Count how many lines below include the string "JSON", and give that number without anything else.

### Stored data
|---|

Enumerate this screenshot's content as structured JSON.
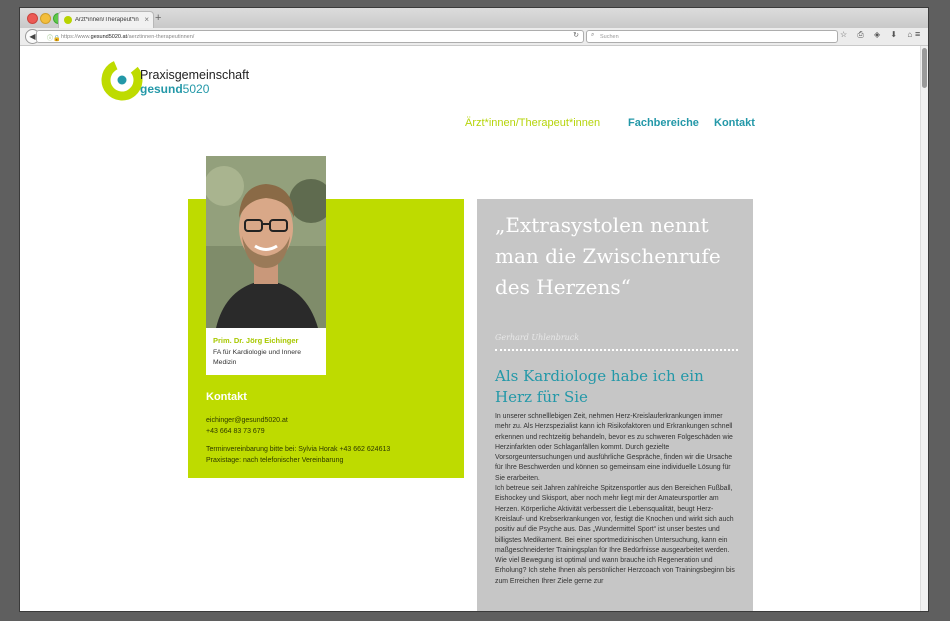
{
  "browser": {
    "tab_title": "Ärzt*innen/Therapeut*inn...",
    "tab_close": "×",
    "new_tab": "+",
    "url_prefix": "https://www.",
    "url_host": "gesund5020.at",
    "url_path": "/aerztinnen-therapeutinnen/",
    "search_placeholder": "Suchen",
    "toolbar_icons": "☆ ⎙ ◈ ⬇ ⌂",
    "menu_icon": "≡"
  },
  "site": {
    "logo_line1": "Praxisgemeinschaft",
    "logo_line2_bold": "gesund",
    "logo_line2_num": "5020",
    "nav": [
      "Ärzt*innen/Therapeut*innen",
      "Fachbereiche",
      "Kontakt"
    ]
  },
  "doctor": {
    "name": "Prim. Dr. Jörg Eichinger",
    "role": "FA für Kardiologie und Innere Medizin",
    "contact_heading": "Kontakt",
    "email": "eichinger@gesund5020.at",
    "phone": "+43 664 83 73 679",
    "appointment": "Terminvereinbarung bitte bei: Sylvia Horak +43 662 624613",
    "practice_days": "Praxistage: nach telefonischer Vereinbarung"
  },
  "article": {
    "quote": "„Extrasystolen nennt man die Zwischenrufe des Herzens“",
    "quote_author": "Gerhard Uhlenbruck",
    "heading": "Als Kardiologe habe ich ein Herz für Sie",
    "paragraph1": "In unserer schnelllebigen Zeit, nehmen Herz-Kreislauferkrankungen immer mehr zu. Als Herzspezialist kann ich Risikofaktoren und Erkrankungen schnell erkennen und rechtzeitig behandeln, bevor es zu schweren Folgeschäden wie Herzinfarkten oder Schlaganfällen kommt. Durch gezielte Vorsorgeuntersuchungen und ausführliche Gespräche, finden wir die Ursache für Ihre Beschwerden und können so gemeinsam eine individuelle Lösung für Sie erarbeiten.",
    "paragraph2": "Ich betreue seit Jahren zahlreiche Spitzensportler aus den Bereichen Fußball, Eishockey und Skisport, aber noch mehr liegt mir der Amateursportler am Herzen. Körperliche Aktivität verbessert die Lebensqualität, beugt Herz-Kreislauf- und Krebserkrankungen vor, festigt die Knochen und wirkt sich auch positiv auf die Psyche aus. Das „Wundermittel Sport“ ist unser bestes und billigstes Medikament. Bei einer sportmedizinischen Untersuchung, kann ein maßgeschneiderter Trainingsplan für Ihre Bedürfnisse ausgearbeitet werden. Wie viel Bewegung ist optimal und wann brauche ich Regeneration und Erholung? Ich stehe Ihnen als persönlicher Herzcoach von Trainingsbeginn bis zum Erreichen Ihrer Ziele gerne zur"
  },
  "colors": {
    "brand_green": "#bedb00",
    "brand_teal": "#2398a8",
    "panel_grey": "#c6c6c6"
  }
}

|---|

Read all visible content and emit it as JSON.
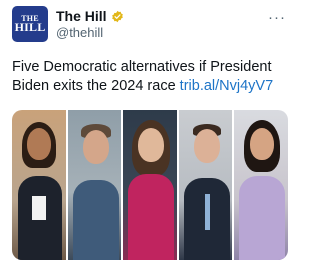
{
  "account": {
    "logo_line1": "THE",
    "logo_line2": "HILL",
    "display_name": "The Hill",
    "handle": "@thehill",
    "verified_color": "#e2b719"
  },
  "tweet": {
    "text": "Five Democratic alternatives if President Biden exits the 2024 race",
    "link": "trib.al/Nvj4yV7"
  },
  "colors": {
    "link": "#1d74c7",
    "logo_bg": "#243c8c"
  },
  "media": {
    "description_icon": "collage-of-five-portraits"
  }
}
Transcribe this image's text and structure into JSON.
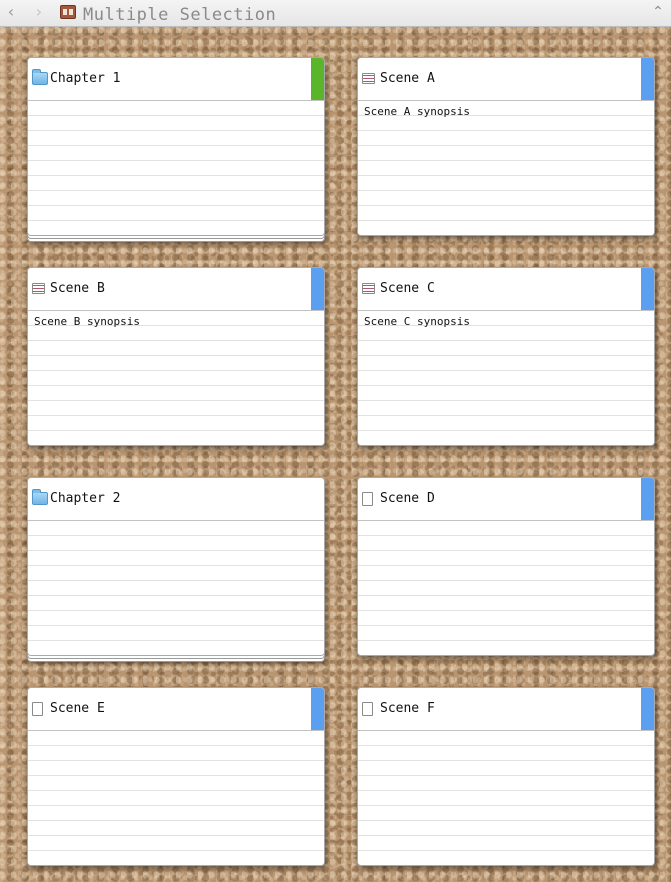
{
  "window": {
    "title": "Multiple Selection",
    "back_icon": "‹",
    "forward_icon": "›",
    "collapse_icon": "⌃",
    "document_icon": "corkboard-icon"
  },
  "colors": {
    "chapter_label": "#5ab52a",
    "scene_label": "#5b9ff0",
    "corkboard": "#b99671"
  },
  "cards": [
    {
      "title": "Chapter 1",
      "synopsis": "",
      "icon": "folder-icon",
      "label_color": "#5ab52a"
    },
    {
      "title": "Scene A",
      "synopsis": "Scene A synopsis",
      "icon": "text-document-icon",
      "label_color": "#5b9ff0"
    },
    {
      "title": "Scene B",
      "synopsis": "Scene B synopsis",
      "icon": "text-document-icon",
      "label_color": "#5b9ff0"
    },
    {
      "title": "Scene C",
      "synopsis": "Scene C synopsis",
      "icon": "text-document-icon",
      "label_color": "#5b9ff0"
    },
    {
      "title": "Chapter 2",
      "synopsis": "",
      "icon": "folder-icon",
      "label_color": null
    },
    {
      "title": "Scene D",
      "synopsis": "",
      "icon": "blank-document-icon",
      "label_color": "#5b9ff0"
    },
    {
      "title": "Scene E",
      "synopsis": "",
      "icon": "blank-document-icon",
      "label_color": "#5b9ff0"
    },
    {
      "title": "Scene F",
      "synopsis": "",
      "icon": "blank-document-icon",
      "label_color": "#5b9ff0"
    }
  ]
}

|---|

### TASK RESULT
3